[start Input material]

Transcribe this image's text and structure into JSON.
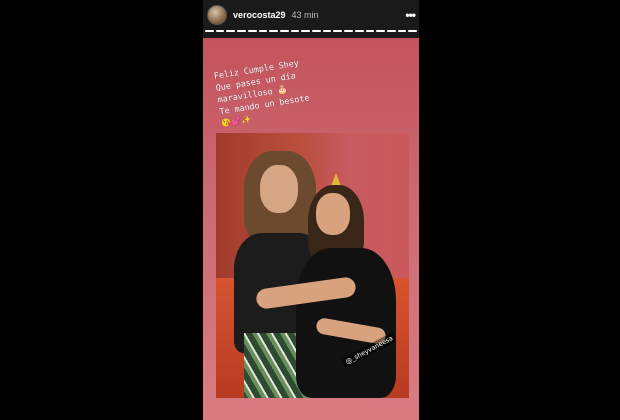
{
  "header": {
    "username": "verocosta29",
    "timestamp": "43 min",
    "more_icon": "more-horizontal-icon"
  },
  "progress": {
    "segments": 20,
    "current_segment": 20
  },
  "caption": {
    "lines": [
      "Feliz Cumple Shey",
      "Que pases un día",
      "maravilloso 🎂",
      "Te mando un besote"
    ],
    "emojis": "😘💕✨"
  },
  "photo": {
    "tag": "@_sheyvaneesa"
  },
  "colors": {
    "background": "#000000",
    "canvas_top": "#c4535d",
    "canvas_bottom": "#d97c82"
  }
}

[end Input material]

Transcribe all of the material exactly, leaving out whatever pictures it contains.

Transcribe this image's text and structure into JSON.
{
  "header": {
    "username": "verocosta29",
    "timestamp": "43 min",
    "more_icon": "more-horizontal-icon"
  },
  "progress": {
    "segments": 20,
    "current_segment": 20
  },
  "caption": {
    "lines": [
      "Feliz Cumple Shey",
      "Que pases un día",
      "maravilloso 🎂",
      "Te mando un besote"
    ],
    "emojis": "😘💕✨"
  },
  "photo": {
    "tag": "@_sheyvaneesa"
  },
  "colors": {
    "background": "#000000",
    "canvas_top": "#c4535d",
    "canvas_bottom": "#d97c82"
  }
}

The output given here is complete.